Each record below must be returned exactly as shown.
——————
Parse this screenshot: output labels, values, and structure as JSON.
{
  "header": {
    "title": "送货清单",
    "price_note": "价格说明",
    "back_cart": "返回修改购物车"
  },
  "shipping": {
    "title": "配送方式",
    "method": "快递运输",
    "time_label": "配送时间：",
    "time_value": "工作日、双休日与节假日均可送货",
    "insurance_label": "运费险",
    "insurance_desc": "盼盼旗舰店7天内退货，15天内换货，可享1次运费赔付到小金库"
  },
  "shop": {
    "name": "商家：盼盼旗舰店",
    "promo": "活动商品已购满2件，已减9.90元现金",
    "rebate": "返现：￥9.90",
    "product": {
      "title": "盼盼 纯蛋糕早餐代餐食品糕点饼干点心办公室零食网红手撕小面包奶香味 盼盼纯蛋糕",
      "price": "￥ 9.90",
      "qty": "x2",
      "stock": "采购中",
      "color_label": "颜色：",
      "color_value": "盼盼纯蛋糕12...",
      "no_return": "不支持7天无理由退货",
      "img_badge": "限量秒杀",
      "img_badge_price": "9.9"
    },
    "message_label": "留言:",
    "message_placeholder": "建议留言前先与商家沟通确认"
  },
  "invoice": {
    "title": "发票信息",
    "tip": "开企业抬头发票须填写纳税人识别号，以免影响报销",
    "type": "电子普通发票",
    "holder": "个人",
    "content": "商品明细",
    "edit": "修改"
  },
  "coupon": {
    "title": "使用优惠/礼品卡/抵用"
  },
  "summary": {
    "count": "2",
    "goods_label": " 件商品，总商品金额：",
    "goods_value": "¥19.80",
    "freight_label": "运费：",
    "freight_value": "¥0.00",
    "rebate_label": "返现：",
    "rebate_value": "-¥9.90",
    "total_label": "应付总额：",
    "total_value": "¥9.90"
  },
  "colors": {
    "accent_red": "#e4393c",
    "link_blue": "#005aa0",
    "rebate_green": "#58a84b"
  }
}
——————
• _Exercise solution_
Parse this screenshot: output labels, values, and structure as JSON.
{
  "header": {
    "title": "送货清单",
    "price_note": "价格说明",
    "back_cart": "返回修改购物车"
  },
  "shipping": {
    "title": "配送方式",
    "method": "快递运输",
    "time_label": "配送时间：",
    "time_value": "工作日、双休日与节假日均可送货",
    "insurance_label": "运费险",
    "insurance_desc": "盼盼旗舰店7天内退货，15天内换货，可享1次运费赔付到小金库"
  },
  "shop": {
    "name": "商家：盼盼旗舰店",
    "promo": "活动商品已购满2件，已减9.90元现金",
    "rebate": "返现：￥9.90",
    "product": {
      "title": "盼盼 纯蛋糕早餐代餐食品糕点饼干点心办公室零食网红手撕小面包奶香味 盼盼纯蛋糕",
      "price": "￥ 9.90",
      "qty": "x2",
      "stock": "采购中",
      "color_label": "颜色：",
      "color_value": "盼盼纯蛋糕12...",
      "no_return": "不支持7天无理由退货",
      "img_badge": "限量秒杀",
      "img_badge_price": "9.9"
    },
    "message_label": "留言:",
    "message_placeholder": "建议留言前先与商家沟通确认"
  },
  "invoice": {
    "title": "发票信息",
    "tip": "开企业抬头发票须填写纳税人识别号，以免影响报销",
    "type": "电子普通发票",
    "holder": "个人",
    "content": "商品明细",
    "edit": "修改"
  },
  "coupon": {
    "title": "使用优惠/礼品卡/抵用"
  },
  "summary": {
    "count": "2",
    "goods_label": " 件商品，总商品金额：",
    "goods_value": "¥19.80",
    "freight_label": "运费：",
    "freight_value": "¥0.00",
    "rebate_label": "返现：",
    "rebate_value": "-¥9.90",
    "total_label": "应付总额：",
    "total_value": "¥9.90"
  },
  "colors": {
    "accent_red": "#e4393c",
    "link_blue": "#005aa0",
    "rebate_green": "#58a84b"
  }
}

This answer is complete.